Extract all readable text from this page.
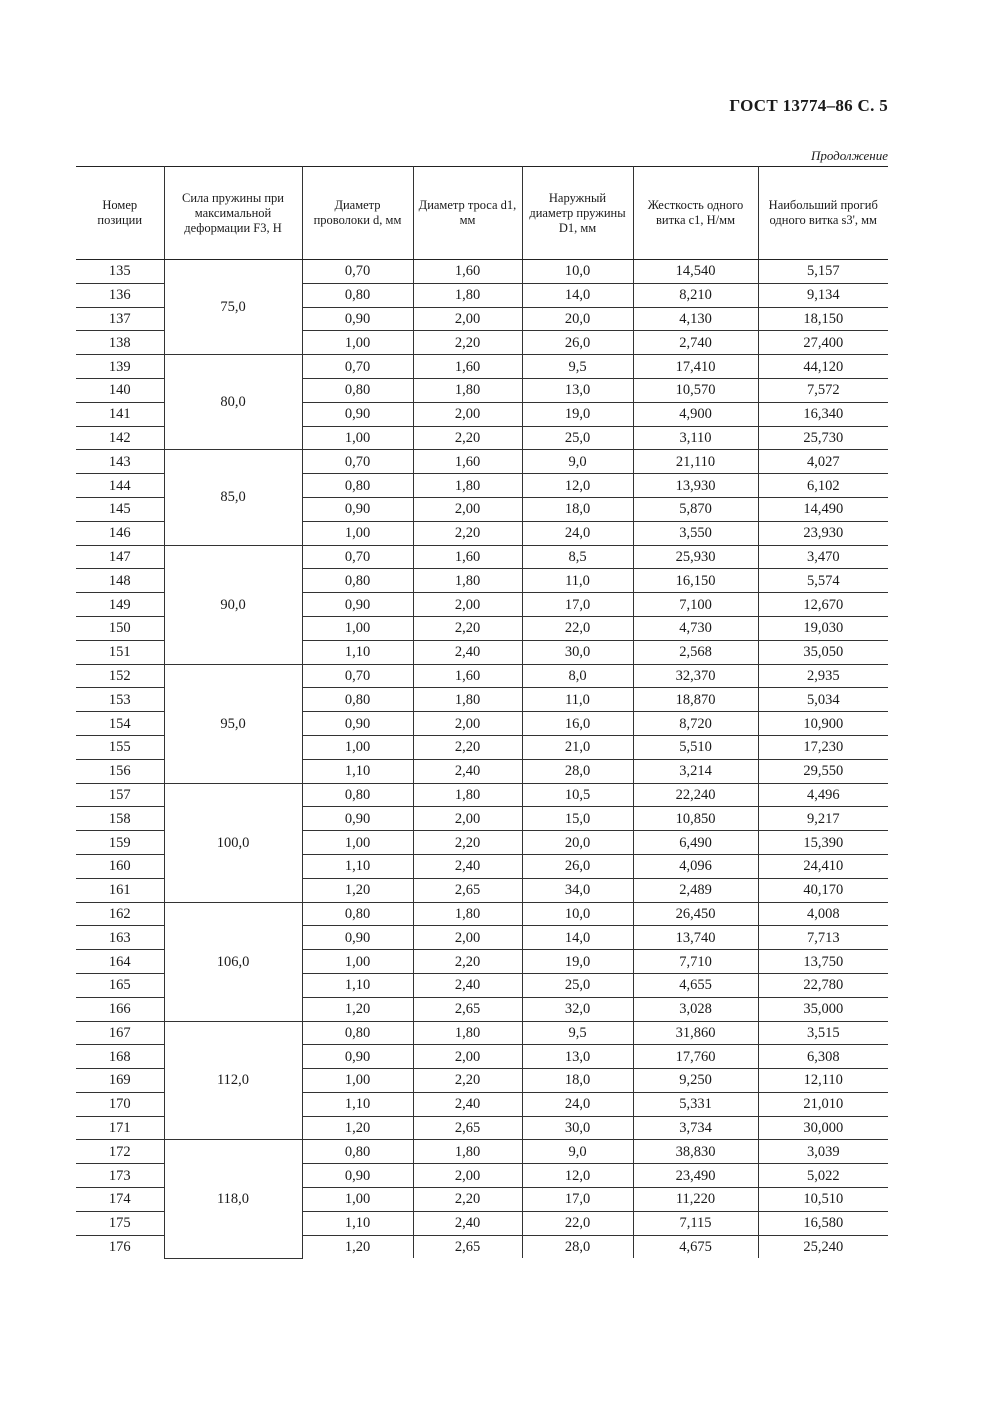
ГОСТ 13774–86 С. 5
Продолжение
Номер позиции	Сила пружины при максимальной деформации F3, Н	Диаметр проволоки d, мм	Диаметр троса d1, мм	Наружный диаметр пружины D1, мм	Жесткость одного витка c1, Н/мм	Наибольший прогиб одного витка s3', мм
135	75,0	0,70	1,60	10,0	14,540	5,157
136		0,80	1,80	14,0	8,210	9,134
137		0,90	2,00	20,0	4,130	18,150
138		1,00	2,20	26,0	2,740	27,400
139	80,0	0,70	1,60	9,5	17,410	44,120
140		0,80	1,80	13,0	10,570	7,572
141		0,90	2,00	19,0	4,900	16,340
142		1,00	2,20	25,0	3,110	25,730
143	85,0	0,70	1,60	9,0	21,110	4,027
144		0,80	1,80	12,0	13,930	6,102
145		0,90	2,00	18,0	5,870	14,490
146		1,00	2,20	24,0	3,550	23,930
147	90,0	0,70	1,60	8,5	25,930	3,470
148		0,80	1,80	11,0	16,150	5,574
149		0,90	2,00	17,0	7,100	12,670
150		1,00	2,20	22,0	4,730	19,030
151		1,10	2,40	30,0	2,568	35,050
152	95,0	0,70	1,60	8,0	32,370	2,935
153		0,80	1,80	11,0	18,870	5,034
154		0,90	2,00	16,0	8,720	10,900
155		1,00	2,20	21,0	5,510	17,230
156		1,10	2,40	28,0	3,214	29,550
157	100,0	0,80	1,80	10,5	22,240	4,496
158		0,90	2,00	15,0	10,850	9,217
159		1,00	2,20	20,0	6,490	15,390
160		1,10	2,40	26,0	4,096	24,410
161		1,20	2,65	34,0	2,489	40,170
162	106,0	0,80	1,80	10,0	26,450	4,008
163		0,90	2,00	14,0	13,740	7,713
164		1,00	2,20	19,0	7,710	13,750
165		1,10	2,40	25,0	4,655	22,780
166		1,20	2,65	32,0	3,028	35,000
167	112,0	0,80	1,80	9,5	31,860	3,515
168		0,90	2,00	13,0	17,760	6,308
169		1,00	2,20	18,0	9,250	12,110
170		1,10	2,40	24,0	5,331	21,010
171		1,20	2,65	30,0	3,734	30,000
172	118,0	0,80	1,80	9,0	38,830	3,039
173		0,90	2,00	12,0	23,490	5,022
174		1,00	2,20	17,0	11,220	10,510
175		1,10	2,40	22,0	7,115	16,580
176		1,20	2,65	28,0	4,675	25,240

#### Your task
Pictures in the records above should not be copied. Repeat everything else exactly.

#### Correct result
Extract all readable text from this page.
ГОСТ 13774–86 С. 5
Продолжение
Номер позиции	Сила пружины при максимальной деформации F3, Н	Диаметр проволоки d, мм	Диаметр троса d1, мм	Наружный диаметр пружины D1, мм	Жесткость одного витка c1, Н/мм	Наибольший прогиб одного витка s3', мм
135	75,0	0,70	1,60	10,0	14,540	5,157
136		0,80	1,80	14,0	8,210	9,134
137		0,90	2,00	20,0	4,130	18,150
138		1,00	2,20	26,0	2,740	27,400
139	80,0	0,70	1,60	9,5	17,410	44,120
140		0,80	1,80	13,0	10,570	7,572
141		0,90	2,00	19,0	4,900	16,340
142		1,00	2,20	25,0	3,110	25,730
143	85,0	0,70	1,60	9,0	21,110	4,027
144		0,80	1,80	12,0	13,930	6,102
145		0,90	2,00	18,0	5,870	14,490
146		1,00	2,20	24,0	3,550	23,930
147	90,0	0,70	1,60	8,5	25,930	3,470
148		0,80	1,80	11,0	16,150	5,574
149		0,90	2,00	17,0	7,100	12,670
150		1,00	2,20	22,0	4,730	19,030
151		1,10	2,40	30,0	2,568	35,050
152	95,0	0,70	1,60	8,0	32,370	2,935
153		0,80	1,80	11,0	18,870	5,034
154		0,90	2,00	16,0	8,720	10,900
155		1,00	2,20	21,0	5,510	17,230
156		1,10	2,40	28,0	3,214	29,550
157	100,0	0,80	1,80	10,5	22,240	4,496
158		0,90	2,00	15,0	10,850	9,217
159		1,00	2,20	20,0	6,490	15,390
160		1,10	2,40	26,0	4,096	24,410
161		1,20	2,65	34,0	2,489	40,170
162	106,0	0,80	1,80	10,0	26,450	4,008
163		0,90	2,00	14,0	13,740	7,713
164		1,00	2,20	19,0	7,710	13,750
165		1,10	2,40	25,0	4,655	22,780
166		1,20	2,65	32,0	3,028	35,000
167	112,0	0,80	1,80	9,5	31,860	3,515
168		0,90	2,00	13,0	17,760	6,308
169		1,00	2,20	18,0	9,250	12,110
170		1,10	2,40	24,0	5,331	21,010
171		1,20	2,65	30,0	3,734	30,000
172	118,0	0,80	1,80	9,0	38,830	3,039
173		0,90	2,00	12,0	23,490	5,022
174		1,00	2,20	17,0	11,220	10,510
175		1,10	2,40	22,0	7,115	16,580
176		1,20	2,65	28,0	4,675	25,240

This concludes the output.